▶ [REQUIREMENT] Copy every line of the records below where the word "dans" occurs.

Recorded data:

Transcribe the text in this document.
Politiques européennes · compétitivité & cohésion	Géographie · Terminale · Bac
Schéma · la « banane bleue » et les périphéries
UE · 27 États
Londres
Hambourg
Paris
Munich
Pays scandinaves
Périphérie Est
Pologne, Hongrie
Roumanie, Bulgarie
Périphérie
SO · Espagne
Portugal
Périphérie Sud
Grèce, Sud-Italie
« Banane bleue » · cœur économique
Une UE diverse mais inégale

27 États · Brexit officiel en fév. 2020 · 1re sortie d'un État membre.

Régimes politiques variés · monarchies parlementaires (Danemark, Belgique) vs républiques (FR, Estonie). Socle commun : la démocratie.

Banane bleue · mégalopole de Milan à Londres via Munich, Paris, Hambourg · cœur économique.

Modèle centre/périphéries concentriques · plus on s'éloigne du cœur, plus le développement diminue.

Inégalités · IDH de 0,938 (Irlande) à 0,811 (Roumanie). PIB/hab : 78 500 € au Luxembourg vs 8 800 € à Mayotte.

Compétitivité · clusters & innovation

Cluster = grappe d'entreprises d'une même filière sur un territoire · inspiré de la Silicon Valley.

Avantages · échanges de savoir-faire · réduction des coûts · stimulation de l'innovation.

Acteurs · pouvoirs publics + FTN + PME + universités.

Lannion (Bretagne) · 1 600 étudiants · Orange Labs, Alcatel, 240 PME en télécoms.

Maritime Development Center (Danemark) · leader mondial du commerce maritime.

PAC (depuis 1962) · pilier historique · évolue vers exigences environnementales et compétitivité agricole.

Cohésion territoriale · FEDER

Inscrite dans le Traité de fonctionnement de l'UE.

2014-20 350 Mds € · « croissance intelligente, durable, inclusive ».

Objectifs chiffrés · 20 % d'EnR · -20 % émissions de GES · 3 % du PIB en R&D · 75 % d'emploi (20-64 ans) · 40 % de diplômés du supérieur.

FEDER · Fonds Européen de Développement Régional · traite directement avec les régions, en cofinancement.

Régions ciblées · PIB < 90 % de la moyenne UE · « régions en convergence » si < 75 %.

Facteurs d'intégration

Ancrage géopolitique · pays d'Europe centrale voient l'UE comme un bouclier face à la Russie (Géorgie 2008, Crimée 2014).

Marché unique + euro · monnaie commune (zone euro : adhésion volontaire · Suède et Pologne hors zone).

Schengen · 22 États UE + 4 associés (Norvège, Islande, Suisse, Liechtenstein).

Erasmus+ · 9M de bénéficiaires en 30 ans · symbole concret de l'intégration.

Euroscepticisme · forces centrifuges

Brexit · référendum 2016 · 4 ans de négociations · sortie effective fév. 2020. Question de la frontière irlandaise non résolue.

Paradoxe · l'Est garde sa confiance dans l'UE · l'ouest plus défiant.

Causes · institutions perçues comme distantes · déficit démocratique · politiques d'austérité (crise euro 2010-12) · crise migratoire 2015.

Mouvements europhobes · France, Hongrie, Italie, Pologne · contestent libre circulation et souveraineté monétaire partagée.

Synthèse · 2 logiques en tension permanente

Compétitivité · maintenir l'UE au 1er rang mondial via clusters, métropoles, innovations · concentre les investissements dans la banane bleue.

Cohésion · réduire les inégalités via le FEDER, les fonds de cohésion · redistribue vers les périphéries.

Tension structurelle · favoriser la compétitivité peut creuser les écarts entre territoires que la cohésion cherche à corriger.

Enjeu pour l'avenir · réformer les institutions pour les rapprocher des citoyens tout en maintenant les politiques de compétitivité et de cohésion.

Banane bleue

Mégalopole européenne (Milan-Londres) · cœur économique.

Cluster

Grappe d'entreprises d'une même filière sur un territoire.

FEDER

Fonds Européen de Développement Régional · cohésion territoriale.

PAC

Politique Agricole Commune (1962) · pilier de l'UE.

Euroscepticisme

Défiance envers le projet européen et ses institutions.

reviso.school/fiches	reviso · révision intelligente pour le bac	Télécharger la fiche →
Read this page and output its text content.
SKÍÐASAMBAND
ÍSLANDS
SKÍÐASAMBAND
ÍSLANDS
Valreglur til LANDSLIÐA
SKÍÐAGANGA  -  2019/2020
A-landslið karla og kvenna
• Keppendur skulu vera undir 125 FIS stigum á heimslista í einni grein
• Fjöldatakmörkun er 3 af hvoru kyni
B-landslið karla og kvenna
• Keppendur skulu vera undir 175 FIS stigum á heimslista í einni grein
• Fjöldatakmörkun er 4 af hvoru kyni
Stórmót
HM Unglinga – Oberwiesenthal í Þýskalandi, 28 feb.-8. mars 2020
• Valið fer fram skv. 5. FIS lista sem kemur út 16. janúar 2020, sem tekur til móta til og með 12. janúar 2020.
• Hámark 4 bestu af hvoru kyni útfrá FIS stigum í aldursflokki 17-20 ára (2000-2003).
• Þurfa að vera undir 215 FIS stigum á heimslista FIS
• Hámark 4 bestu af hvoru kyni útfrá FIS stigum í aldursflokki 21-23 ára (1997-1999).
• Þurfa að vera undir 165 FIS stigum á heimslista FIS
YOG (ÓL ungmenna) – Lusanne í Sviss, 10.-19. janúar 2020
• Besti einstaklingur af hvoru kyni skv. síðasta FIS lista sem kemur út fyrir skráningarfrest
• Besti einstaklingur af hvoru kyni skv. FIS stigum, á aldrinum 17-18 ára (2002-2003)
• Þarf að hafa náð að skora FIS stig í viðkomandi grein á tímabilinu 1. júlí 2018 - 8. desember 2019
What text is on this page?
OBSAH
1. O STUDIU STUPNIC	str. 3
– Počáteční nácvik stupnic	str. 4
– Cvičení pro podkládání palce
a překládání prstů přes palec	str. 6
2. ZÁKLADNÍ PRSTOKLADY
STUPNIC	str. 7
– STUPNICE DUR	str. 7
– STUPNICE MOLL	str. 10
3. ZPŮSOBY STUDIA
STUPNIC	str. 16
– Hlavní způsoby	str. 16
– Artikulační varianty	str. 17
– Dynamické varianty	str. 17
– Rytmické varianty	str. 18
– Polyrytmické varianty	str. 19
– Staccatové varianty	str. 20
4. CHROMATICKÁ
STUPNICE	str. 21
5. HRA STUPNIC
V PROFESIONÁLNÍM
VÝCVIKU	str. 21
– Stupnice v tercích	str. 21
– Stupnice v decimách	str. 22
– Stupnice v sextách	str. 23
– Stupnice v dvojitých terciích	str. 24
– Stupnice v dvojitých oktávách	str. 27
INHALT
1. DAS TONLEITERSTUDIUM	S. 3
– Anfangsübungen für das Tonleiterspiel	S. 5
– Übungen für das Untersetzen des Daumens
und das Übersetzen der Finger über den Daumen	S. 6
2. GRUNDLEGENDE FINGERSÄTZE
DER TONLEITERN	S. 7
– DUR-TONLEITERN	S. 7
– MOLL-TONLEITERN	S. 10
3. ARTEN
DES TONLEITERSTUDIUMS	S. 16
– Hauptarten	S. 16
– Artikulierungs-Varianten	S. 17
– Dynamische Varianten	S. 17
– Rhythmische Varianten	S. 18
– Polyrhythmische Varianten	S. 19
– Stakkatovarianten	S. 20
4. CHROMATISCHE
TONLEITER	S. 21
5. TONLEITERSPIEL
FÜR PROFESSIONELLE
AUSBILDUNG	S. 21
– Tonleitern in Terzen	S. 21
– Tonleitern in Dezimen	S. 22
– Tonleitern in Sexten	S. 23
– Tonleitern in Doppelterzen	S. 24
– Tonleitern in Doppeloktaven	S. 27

▶ [OUTPUT OF THE TASK]
Inscrite dans le Traité de fonctionnement de l'UE.
Paradoxe · l'Est garde sa confiance dans l'UE · l'ouest plus défiant.
Compétitivité · maintenir l'UE au 1er rang mondial via clusters, métropoles, innovations · concentre les investissements dans la banane bleue.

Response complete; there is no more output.